### Information given
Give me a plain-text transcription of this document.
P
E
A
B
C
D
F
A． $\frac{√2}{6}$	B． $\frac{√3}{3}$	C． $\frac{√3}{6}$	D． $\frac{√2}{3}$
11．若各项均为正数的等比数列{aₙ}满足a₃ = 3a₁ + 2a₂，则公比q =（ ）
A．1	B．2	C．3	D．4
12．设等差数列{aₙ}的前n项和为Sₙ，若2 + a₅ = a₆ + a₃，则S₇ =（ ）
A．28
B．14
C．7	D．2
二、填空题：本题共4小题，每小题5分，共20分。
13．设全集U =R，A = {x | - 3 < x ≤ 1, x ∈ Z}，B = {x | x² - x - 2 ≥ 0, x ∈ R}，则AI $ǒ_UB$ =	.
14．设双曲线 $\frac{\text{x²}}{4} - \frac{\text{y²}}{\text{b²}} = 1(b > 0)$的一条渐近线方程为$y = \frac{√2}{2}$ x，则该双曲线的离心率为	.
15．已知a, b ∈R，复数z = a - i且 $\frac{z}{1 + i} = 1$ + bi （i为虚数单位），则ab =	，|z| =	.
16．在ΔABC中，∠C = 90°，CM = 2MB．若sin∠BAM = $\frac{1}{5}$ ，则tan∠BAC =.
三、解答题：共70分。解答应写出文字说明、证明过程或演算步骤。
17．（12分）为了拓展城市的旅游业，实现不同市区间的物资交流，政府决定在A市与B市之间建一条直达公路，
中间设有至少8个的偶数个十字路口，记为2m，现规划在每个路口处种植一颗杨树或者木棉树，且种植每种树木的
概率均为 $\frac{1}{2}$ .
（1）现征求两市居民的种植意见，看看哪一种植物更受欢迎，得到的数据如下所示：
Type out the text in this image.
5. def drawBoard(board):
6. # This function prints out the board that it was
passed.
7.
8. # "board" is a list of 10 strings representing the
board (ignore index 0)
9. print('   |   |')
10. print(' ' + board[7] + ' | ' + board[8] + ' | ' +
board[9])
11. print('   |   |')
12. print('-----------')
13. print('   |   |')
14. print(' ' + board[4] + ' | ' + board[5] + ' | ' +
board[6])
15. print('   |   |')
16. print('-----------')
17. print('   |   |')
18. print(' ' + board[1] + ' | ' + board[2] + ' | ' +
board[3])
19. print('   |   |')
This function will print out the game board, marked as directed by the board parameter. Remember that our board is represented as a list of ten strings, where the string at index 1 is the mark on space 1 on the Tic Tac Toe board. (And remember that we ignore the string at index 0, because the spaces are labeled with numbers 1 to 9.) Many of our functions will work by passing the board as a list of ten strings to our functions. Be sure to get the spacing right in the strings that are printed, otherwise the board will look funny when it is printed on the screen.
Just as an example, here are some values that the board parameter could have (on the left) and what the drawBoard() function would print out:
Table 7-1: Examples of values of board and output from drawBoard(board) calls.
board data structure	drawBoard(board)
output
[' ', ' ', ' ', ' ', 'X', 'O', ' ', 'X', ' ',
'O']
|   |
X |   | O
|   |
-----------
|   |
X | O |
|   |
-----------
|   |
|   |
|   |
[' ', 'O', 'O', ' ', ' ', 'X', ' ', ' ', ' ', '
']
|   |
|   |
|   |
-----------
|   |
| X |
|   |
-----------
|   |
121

### Set exercise
Isolate each line of the listing above that includes "text". Copy it.

### Problem solution
Give me a plain-text transcription of this document.
14．设双曲线 $\frac{\text{x²}}{4} - \frac{\text{y²}}{\text{b²}} = 1(b > 0)$的一条渐近线方程为$y = \frac{√2}{2}$ x，则该双曲线的离心率为	.
Type out the text in this image.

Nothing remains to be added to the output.